* WHAT TO DO
Look through the listing and locate every line containing the word "label"; copy those lines.

─── TASK DATA ───

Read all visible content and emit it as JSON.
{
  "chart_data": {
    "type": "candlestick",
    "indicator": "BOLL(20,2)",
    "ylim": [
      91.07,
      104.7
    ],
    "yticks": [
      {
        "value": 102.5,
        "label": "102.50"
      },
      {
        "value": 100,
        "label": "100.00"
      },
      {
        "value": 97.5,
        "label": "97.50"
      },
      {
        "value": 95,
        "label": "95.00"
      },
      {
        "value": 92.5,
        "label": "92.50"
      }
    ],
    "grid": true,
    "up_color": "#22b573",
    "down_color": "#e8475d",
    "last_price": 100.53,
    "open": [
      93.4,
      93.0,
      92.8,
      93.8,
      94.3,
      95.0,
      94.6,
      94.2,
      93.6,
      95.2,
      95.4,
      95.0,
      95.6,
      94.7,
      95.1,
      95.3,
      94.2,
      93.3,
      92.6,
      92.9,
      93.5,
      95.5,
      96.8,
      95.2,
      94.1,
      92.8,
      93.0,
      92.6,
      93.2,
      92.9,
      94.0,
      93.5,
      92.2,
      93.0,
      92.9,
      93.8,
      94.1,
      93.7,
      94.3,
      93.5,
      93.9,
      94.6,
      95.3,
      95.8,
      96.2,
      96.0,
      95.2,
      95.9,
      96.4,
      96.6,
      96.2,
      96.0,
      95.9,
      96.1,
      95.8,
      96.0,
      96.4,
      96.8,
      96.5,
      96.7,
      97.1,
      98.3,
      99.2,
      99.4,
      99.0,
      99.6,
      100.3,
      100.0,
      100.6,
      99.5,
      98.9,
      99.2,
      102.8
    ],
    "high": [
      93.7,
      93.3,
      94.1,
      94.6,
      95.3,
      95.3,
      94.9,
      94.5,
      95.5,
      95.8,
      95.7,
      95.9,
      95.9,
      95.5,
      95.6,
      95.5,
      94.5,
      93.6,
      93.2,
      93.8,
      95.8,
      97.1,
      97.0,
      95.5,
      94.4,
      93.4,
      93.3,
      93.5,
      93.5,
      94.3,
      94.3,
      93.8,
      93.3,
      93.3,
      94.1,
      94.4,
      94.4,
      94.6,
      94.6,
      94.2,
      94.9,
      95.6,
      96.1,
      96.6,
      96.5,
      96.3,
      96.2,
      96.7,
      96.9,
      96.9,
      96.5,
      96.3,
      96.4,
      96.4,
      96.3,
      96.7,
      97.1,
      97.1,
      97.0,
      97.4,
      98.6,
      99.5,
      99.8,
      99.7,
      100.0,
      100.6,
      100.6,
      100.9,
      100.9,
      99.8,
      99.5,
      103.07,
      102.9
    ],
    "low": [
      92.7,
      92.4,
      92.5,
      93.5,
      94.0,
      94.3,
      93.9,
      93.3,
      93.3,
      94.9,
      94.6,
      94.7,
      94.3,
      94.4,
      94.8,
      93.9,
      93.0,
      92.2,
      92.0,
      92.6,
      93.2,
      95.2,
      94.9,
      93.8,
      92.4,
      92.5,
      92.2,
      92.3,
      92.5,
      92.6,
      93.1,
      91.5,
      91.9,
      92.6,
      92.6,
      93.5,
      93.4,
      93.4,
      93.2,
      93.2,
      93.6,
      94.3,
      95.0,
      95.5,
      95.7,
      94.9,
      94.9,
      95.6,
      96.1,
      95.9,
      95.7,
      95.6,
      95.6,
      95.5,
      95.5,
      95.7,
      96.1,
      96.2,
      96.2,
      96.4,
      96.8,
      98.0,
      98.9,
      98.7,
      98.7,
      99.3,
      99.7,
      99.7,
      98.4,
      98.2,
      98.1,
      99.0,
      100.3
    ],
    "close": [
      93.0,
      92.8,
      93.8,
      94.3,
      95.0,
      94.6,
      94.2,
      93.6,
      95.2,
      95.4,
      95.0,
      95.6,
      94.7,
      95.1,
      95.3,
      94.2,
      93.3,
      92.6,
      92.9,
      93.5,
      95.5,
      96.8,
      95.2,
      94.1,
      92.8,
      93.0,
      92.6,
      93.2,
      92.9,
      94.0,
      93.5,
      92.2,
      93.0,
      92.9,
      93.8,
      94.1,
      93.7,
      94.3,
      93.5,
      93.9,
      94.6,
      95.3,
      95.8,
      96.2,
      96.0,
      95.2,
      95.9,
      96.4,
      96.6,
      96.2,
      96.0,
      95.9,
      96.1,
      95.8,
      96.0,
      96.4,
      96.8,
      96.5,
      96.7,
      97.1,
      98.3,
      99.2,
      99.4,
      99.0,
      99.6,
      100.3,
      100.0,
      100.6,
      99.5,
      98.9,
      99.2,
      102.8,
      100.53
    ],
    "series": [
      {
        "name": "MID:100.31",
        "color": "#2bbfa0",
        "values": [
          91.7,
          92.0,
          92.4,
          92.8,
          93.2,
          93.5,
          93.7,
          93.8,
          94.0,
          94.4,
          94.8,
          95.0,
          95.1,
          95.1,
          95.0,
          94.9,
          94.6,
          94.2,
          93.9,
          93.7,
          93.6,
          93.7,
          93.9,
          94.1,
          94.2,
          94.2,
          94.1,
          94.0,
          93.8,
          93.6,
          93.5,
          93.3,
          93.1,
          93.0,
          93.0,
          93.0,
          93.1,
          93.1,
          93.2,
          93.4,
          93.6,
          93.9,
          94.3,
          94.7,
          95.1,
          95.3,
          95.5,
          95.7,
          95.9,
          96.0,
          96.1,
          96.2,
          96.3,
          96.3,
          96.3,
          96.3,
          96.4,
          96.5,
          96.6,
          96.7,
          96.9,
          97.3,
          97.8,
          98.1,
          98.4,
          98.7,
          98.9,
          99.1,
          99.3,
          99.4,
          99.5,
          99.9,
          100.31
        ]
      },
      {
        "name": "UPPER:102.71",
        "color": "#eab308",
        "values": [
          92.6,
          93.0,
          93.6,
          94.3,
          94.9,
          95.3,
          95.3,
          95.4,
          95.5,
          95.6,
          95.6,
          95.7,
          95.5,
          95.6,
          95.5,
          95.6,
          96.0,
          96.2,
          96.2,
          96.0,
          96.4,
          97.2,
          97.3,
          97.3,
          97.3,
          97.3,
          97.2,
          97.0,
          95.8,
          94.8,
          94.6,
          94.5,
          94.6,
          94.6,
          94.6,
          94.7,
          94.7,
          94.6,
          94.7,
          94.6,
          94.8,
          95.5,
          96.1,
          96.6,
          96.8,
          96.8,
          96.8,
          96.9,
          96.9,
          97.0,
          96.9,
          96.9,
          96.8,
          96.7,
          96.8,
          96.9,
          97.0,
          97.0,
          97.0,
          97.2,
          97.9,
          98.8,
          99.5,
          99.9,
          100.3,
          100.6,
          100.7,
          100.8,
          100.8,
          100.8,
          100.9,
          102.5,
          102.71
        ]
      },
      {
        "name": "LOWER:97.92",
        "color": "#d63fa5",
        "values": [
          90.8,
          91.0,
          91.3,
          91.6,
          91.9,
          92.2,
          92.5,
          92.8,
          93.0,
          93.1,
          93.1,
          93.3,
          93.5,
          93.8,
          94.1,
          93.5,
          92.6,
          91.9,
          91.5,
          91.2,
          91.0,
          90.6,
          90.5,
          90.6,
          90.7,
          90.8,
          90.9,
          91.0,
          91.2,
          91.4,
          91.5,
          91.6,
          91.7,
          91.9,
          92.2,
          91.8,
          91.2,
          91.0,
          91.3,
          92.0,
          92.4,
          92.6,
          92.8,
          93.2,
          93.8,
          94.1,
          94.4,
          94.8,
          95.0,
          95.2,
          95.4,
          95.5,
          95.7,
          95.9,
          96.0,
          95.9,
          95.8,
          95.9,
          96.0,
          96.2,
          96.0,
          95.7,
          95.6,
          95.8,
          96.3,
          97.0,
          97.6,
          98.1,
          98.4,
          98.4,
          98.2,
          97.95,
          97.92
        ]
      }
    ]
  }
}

───

* ANSWER TO THE PROBLEM
        "label": "102.50"
        "label": "100.00"
        "label": "97.50"
        "label": "95.00"
        "label": "92.50"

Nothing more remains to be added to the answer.